> **STATED EXERCISE**
List each line in which the string "Required" appears.

> **PROVIDED DATA**

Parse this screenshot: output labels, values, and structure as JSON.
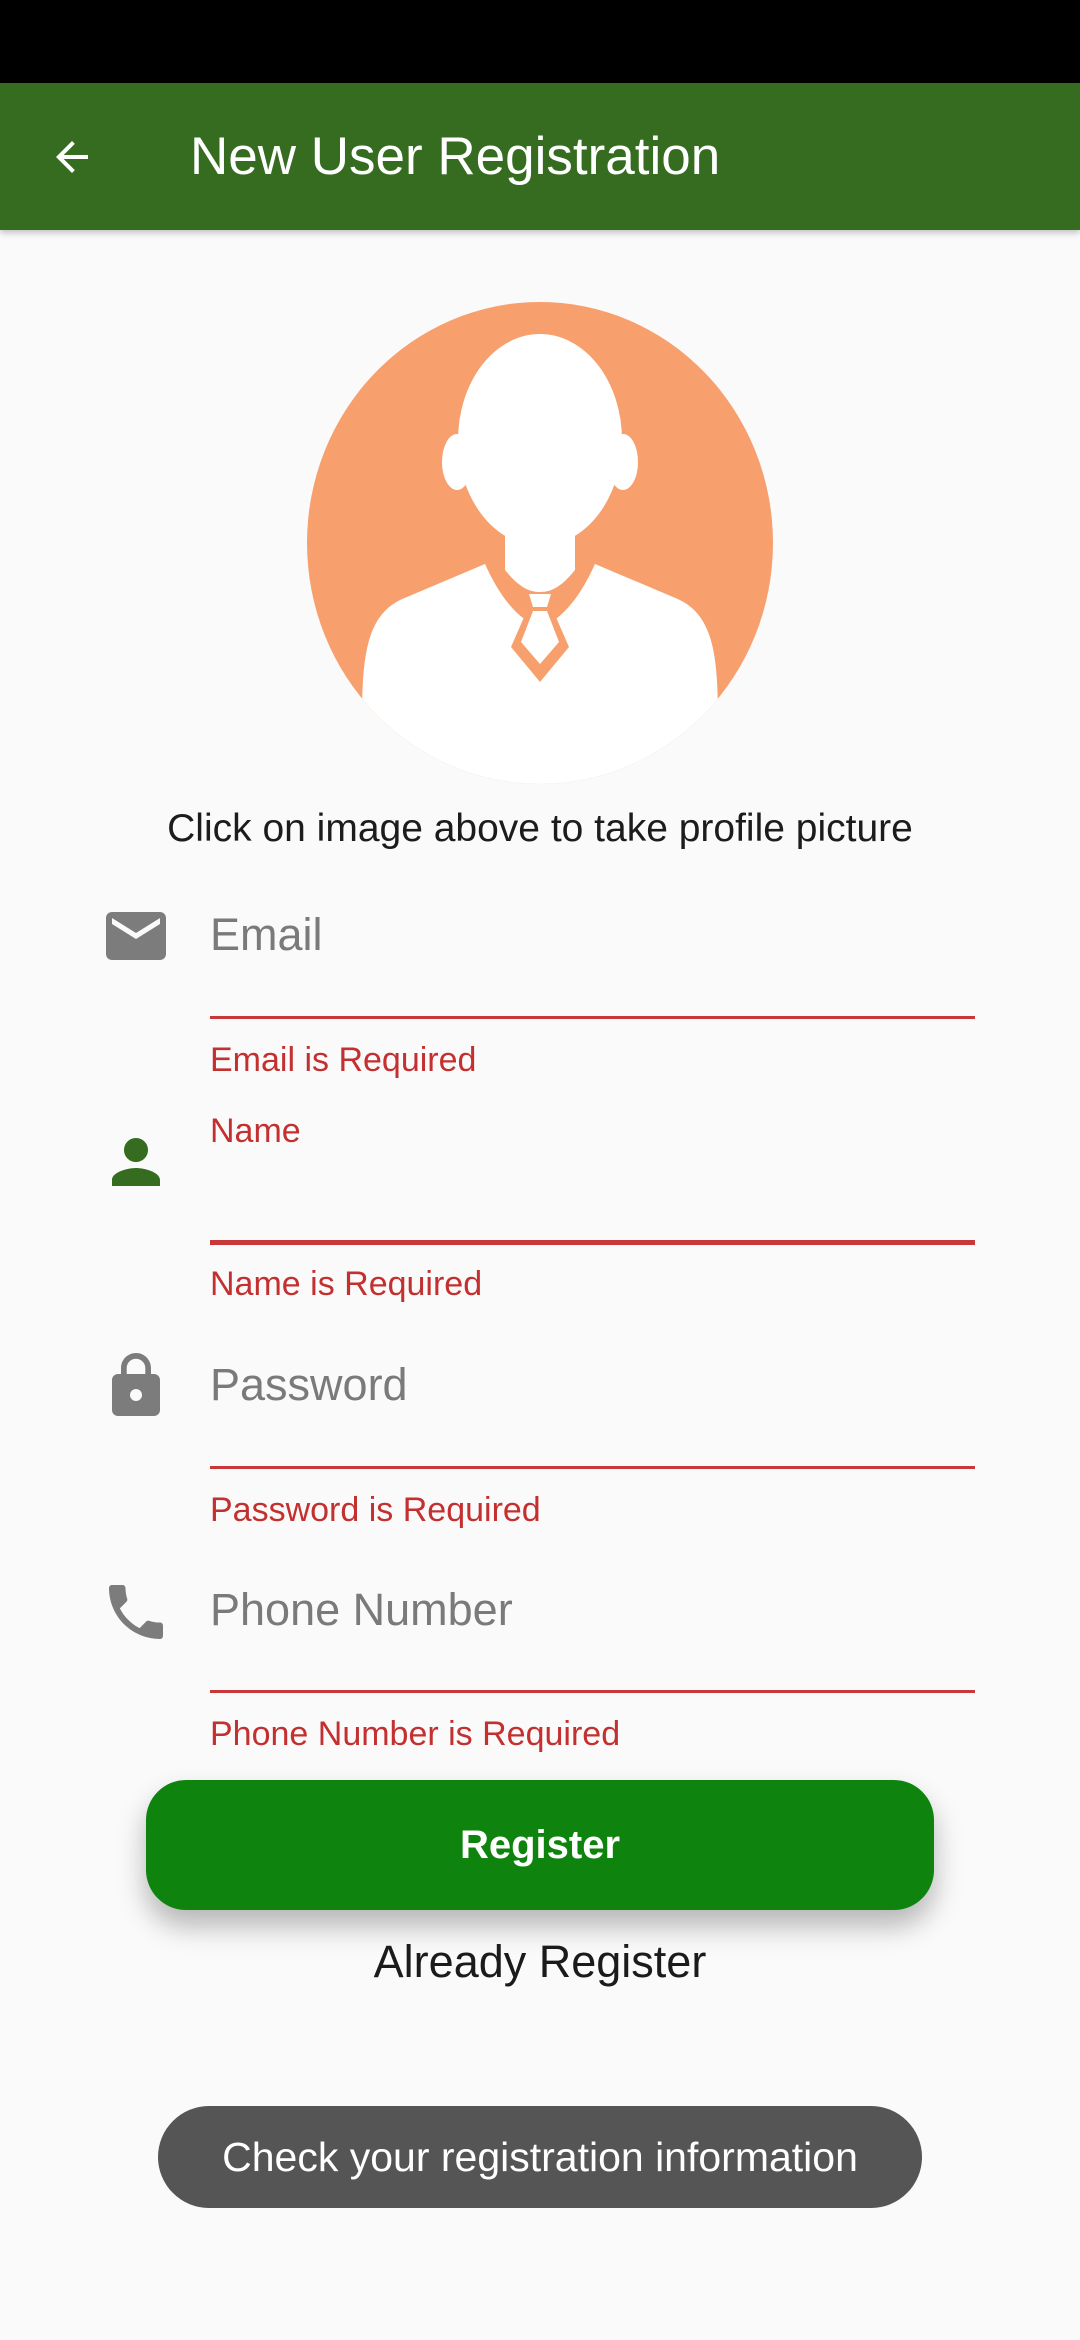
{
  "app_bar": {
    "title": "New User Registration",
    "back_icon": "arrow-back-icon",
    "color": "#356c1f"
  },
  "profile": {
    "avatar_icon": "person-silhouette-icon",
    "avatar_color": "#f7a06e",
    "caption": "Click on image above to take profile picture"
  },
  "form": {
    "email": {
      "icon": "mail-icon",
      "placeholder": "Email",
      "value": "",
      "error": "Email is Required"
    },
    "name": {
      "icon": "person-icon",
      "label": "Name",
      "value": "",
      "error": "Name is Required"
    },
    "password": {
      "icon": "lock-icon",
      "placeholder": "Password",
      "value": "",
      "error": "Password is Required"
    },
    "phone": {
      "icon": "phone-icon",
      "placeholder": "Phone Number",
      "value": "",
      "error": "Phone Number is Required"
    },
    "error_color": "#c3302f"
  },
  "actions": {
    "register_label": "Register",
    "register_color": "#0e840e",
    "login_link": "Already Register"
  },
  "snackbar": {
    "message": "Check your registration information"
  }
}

> **EXERCISE OUTPUT**
      "error": "Email is Required"
      "error": "Name is Required"
      "error": "Password is Required"
      "error": "Phone Number is Required"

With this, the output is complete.